Stored records:
+++
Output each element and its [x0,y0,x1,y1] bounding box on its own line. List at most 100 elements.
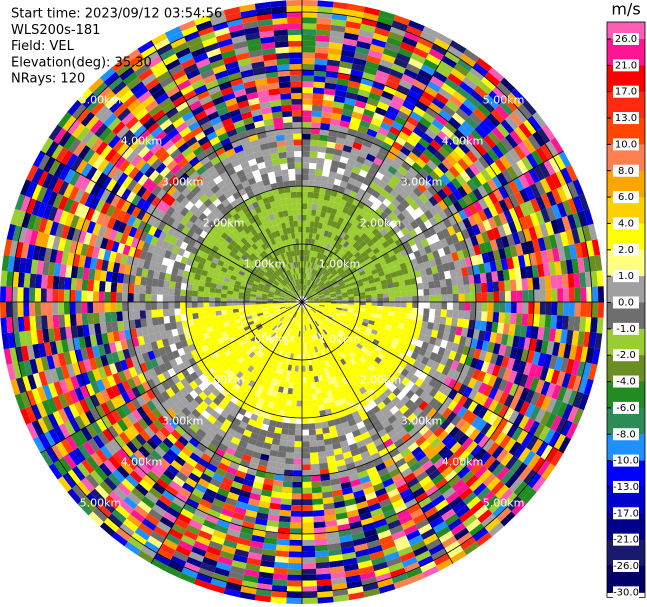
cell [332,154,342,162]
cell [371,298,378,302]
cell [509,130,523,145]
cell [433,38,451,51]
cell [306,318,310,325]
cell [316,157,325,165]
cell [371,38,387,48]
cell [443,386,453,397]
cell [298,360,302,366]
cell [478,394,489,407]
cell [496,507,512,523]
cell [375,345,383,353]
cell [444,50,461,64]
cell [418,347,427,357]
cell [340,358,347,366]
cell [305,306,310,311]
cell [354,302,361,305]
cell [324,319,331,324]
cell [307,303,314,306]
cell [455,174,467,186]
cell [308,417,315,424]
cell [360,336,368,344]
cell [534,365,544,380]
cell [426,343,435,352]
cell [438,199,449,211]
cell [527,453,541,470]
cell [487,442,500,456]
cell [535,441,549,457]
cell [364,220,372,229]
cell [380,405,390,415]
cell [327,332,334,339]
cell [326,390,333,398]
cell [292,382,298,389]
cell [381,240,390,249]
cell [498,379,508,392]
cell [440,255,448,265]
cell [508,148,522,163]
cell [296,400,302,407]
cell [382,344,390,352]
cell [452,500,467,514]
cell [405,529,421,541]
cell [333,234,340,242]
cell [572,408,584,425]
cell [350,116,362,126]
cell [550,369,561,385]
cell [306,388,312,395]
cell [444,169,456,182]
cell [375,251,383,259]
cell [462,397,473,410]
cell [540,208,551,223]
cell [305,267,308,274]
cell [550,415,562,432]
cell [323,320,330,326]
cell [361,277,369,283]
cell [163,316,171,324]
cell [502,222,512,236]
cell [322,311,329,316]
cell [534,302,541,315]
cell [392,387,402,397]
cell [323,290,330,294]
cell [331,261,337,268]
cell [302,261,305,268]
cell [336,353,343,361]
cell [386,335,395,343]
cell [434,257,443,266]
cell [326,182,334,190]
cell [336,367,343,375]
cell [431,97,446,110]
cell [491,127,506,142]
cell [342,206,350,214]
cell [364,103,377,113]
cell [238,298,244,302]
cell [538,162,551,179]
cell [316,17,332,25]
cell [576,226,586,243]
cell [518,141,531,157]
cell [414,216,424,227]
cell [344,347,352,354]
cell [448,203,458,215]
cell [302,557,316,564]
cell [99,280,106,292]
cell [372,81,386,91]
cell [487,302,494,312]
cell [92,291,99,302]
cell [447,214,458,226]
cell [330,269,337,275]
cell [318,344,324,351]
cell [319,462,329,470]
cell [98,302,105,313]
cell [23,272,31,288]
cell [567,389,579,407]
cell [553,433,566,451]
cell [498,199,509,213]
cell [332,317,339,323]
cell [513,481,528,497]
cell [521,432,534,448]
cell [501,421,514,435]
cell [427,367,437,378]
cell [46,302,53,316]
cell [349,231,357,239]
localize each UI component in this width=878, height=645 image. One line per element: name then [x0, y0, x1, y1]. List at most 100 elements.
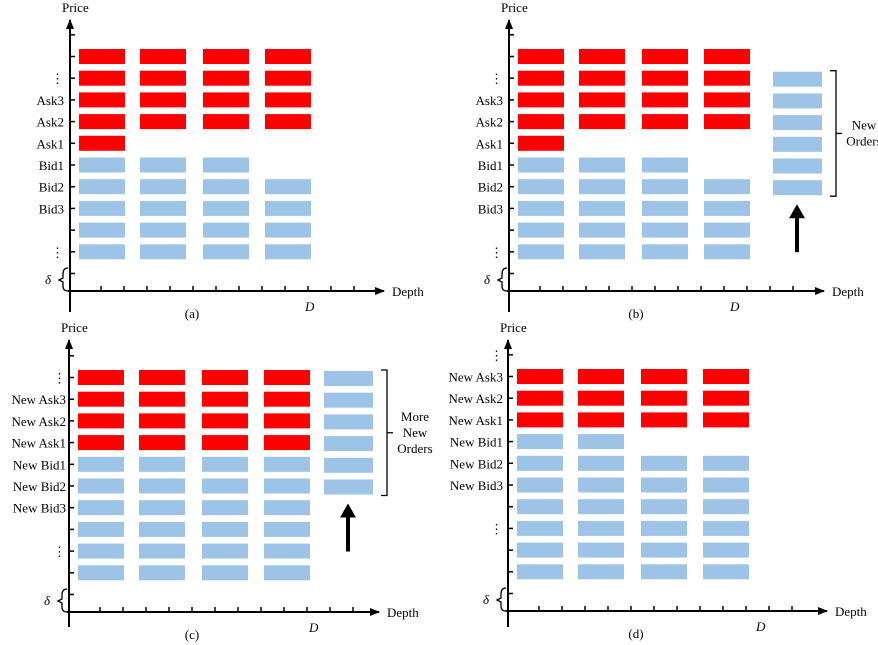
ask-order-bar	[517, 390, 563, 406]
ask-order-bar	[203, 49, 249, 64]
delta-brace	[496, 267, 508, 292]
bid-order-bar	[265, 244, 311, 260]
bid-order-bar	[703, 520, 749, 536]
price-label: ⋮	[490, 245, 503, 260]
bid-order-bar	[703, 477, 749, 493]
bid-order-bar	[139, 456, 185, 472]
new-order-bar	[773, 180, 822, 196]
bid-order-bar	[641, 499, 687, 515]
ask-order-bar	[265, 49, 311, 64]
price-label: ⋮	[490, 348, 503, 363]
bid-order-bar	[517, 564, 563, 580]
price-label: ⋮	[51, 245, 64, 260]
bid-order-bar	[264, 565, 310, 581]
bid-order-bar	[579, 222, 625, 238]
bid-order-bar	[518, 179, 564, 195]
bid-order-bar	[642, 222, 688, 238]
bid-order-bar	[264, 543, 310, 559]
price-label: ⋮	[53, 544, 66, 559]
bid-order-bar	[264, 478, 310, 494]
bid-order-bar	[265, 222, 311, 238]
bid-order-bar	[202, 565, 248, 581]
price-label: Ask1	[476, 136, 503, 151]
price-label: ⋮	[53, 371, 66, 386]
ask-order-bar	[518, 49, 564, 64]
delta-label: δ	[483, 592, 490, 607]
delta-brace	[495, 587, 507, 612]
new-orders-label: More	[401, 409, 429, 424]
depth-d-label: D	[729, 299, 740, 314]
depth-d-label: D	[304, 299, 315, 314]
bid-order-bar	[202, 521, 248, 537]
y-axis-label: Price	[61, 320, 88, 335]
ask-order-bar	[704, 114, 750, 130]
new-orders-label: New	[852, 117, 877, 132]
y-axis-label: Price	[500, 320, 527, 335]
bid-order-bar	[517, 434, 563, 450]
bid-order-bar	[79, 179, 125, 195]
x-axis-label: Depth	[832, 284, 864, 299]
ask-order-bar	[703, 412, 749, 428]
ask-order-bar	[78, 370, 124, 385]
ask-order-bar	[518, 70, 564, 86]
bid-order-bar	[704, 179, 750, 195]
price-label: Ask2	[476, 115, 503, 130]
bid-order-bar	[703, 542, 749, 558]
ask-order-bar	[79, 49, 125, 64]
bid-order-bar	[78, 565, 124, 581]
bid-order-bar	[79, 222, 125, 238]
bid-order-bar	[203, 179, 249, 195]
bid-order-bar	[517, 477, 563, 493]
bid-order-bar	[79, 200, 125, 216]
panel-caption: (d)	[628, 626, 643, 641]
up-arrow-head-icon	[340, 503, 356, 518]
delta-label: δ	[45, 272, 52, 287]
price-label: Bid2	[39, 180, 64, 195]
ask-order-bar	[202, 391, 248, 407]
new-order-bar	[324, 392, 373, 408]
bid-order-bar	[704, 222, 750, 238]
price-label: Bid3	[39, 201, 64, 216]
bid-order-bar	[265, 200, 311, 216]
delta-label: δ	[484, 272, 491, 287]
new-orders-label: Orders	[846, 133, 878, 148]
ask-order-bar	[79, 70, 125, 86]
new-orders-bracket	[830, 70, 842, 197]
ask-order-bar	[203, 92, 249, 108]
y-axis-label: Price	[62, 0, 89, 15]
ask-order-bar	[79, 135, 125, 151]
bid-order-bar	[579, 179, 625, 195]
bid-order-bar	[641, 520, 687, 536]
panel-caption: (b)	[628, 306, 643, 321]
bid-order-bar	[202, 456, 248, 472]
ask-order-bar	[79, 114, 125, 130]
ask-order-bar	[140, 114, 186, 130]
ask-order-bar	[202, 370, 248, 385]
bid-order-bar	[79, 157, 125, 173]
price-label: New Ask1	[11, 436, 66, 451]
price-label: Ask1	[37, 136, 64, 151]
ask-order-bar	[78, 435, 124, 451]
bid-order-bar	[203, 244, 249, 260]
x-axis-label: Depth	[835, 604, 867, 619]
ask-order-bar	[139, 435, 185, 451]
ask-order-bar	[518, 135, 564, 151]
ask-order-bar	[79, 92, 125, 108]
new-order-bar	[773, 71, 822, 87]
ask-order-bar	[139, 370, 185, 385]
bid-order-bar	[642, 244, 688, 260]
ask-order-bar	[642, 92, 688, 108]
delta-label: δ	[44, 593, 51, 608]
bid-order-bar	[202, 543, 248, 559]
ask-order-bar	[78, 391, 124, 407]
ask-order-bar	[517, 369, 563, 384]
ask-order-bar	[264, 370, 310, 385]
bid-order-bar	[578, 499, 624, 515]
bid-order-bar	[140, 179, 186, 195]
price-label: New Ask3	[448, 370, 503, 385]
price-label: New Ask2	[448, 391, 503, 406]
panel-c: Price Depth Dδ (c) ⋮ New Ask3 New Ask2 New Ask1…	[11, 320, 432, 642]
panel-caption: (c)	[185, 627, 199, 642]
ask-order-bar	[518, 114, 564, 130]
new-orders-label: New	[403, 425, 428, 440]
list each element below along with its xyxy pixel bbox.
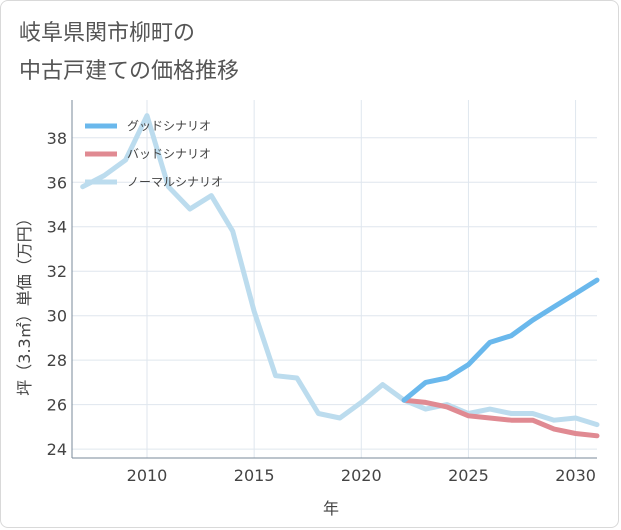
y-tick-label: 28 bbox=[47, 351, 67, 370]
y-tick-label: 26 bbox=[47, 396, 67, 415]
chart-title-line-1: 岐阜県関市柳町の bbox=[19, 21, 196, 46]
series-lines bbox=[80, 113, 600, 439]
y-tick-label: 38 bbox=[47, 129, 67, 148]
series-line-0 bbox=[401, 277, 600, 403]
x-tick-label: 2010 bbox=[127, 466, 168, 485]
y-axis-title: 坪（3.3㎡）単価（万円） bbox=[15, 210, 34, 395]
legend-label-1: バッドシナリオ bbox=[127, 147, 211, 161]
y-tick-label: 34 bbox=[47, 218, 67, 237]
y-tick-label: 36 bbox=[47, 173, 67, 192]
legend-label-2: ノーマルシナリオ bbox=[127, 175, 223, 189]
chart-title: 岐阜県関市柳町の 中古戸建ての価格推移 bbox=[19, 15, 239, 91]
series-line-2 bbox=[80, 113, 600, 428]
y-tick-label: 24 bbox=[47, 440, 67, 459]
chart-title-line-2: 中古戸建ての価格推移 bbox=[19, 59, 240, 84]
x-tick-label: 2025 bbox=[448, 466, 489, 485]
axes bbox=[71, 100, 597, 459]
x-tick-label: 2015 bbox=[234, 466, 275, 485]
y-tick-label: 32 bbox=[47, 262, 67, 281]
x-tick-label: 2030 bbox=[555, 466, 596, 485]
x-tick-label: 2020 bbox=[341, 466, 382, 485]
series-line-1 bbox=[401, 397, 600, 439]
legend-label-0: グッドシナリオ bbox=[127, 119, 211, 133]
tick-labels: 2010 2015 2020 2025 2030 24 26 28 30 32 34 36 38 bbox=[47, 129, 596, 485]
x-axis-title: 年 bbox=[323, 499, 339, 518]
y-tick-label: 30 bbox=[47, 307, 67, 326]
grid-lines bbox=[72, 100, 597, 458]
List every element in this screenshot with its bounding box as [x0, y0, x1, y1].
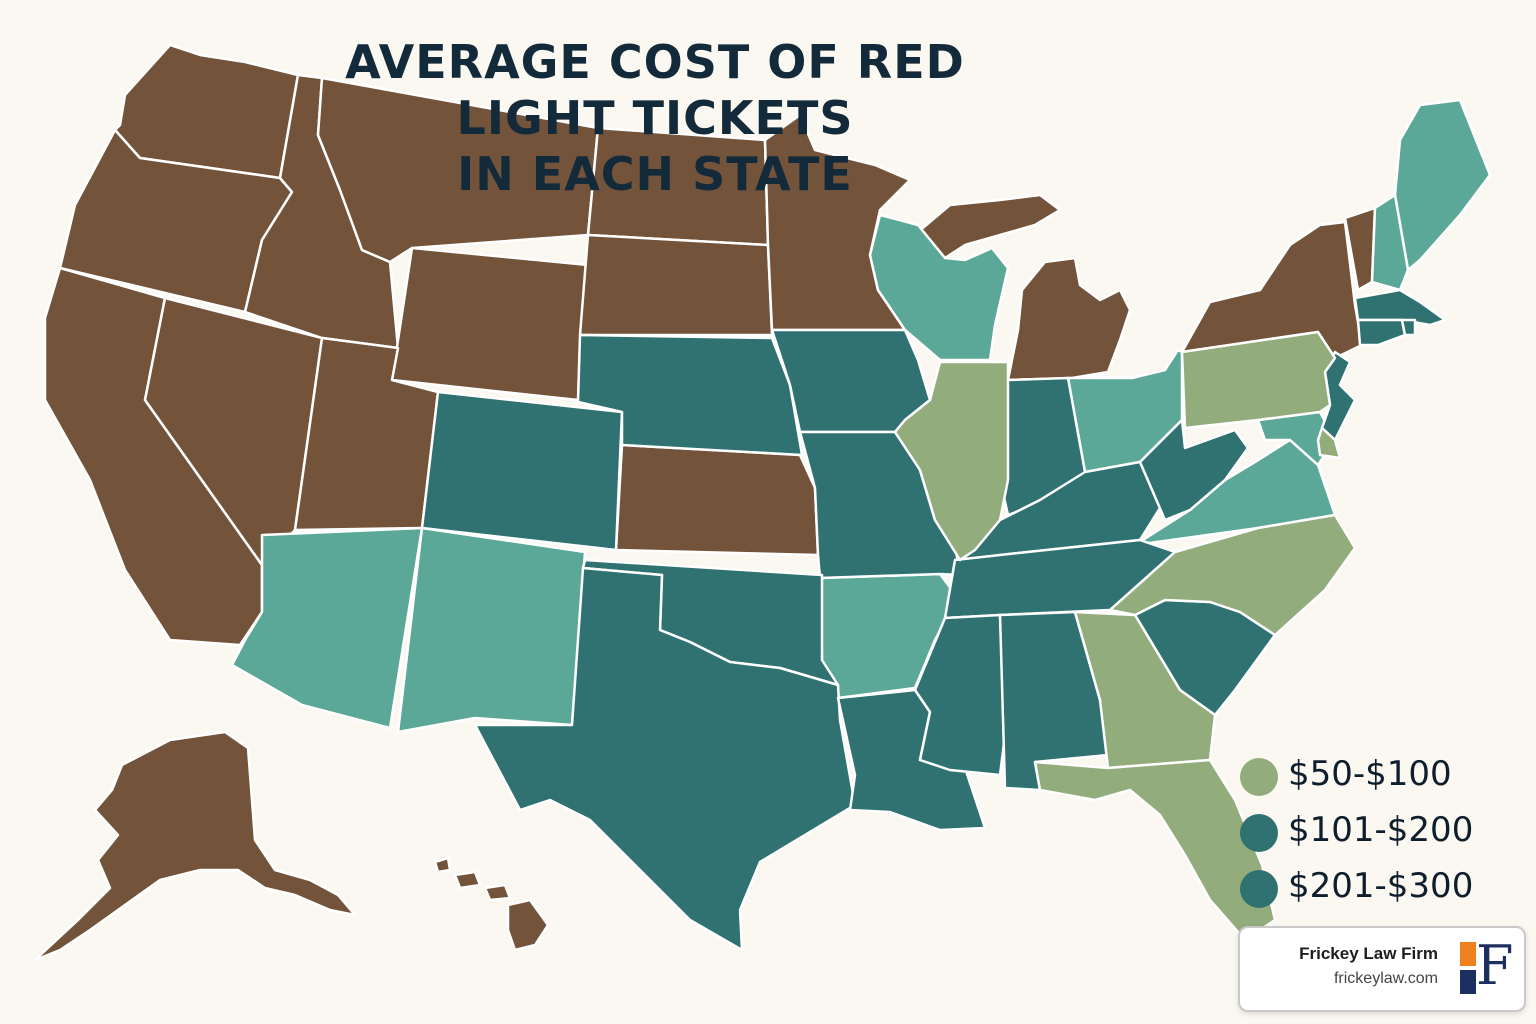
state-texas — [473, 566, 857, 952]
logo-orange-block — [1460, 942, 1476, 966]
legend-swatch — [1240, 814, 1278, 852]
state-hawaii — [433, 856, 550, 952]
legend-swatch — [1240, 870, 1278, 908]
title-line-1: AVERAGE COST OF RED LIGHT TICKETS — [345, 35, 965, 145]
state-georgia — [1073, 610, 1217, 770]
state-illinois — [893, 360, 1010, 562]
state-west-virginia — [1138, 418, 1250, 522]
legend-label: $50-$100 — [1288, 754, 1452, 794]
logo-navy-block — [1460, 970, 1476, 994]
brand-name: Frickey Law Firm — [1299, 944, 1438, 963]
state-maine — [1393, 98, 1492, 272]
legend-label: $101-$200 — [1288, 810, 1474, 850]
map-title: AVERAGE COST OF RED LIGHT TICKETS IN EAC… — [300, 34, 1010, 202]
+++
▶ **Aim**
In the records above, copy verbatim every line from the one containing "cell [332,154,342,162]" through the one containing "cell [292,382,298,389]", including both of those lines.

▶ **Final answer**
cell [332,154,342,162]
cell [371,298,378,302]
cell [509,130,523,145]
cell [433,38,451,51]
cell [306,318,310,325]
cell [316,157,325,165]
cell [371,38,387,48]
cell [443,386,453,397]
cell [298,360,302,366]
cell [478,394,489,407]
cell [496,507,512,523]
cell [375,345,383,353]
cell [444,50,461,64]
cell [418,347,427,357]
cell [340,358,347,366]
cell [305,306,310,311]
cell [354,302,361,305]
cell [324,319,331,324]
cell [307,303,314,306]
cell [455,174,467,186]
cell [308,417,315,424]
cell [360,336,368,344]
cell [534,365,544,380]
cell [426,343,435,352]
cell [438,199,449,211]
cell [527,453,541,470]
cell [487,442,500,456]
cell [535,441,549,457]
cell [364,220,372,229]
cell [380,405,390,415]
cell [327,332,334,339]
cell [326,390,333,398]
cell [292,382,298,389]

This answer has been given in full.